REQUIRED TASK:
In the passage about G. Love & Special Sauce, what is the title of the band's new album?

Hmm. Correction: I know G. Love is high.

"This is what we do, man. We just play this good music, and it's just like the flow to the songs and everything."

Actually, maybe I'm high, 'cause right about now, Electric Mile, the new G. Love & Special Sauce album--what do I call him? G.? Mr. Love? Garrett?--is sounding real, real good. Their fifth record, it's a typically low-slung brew of primordial blues lurch, old-school hip-hop swagger and freewheeling improv-based vim. If you're having trouble conjuring what I'm describing, you no doubt remember "Cold Beverage," the 1994 hit from G.'s self-titled debut album--the one where G. sang in his lovably mush-mouthed drawl about all manner of, well, cold beverages and how much he loved them. Though the song became a frat-boy staple--sort of the wet bar "Rock and Roll Part 1"--its success drew some deserved attention to Garrett Dutton and his little band from Philadelphia, and the improbably terrific little noise they make--a noise that transcends time and space and taste to yield what G. calls their "American music."

DATASET EXTRACT:
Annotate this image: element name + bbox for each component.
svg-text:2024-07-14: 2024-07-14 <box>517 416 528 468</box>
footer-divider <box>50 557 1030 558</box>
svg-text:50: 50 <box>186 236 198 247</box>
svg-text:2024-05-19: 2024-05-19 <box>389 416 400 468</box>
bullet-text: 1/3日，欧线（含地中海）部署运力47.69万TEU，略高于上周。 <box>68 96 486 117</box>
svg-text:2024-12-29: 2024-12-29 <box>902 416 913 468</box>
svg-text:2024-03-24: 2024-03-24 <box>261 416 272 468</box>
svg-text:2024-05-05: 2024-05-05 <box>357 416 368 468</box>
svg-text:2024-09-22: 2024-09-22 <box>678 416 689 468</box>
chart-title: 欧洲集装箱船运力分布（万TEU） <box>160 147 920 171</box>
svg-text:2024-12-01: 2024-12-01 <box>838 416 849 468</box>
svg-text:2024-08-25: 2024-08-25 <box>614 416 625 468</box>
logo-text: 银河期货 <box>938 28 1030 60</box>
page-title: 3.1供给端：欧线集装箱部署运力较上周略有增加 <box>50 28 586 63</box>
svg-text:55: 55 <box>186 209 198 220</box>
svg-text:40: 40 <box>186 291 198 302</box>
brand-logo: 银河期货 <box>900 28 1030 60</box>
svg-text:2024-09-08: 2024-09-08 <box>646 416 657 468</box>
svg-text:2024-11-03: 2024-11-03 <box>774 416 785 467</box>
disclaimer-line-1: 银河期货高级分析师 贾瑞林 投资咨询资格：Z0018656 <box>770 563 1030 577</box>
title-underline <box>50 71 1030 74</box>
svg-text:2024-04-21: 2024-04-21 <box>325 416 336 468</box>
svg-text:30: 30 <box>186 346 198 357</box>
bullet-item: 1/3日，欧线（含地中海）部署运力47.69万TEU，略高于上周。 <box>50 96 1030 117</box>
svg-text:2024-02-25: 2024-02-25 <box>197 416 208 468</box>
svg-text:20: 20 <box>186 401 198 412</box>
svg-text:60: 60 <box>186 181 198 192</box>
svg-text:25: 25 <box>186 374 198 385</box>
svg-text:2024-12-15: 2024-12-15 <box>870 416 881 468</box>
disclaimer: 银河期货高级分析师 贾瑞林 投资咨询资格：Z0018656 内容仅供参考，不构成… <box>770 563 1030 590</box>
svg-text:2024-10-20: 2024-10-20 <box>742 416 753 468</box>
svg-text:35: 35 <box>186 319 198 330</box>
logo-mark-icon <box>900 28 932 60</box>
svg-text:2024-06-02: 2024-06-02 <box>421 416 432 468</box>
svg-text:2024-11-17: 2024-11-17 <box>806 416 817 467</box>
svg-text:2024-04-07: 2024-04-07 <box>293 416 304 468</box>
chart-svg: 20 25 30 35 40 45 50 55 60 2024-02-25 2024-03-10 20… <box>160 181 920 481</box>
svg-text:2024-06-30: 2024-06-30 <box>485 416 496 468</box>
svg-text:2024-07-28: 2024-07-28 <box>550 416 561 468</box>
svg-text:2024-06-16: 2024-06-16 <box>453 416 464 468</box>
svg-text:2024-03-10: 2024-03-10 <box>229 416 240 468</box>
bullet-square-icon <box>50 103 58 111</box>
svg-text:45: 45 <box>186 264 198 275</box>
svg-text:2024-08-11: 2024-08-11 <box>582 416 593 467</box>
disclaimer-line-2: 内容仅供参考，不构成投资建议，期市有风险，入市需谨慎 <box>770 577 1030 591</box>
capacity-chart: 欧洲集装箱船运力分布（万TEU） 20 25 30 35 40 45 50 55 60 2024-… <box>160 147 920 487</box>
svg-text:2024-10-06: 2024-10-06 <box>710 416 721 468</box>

EXERCISE RESPONSE:
Electric Mile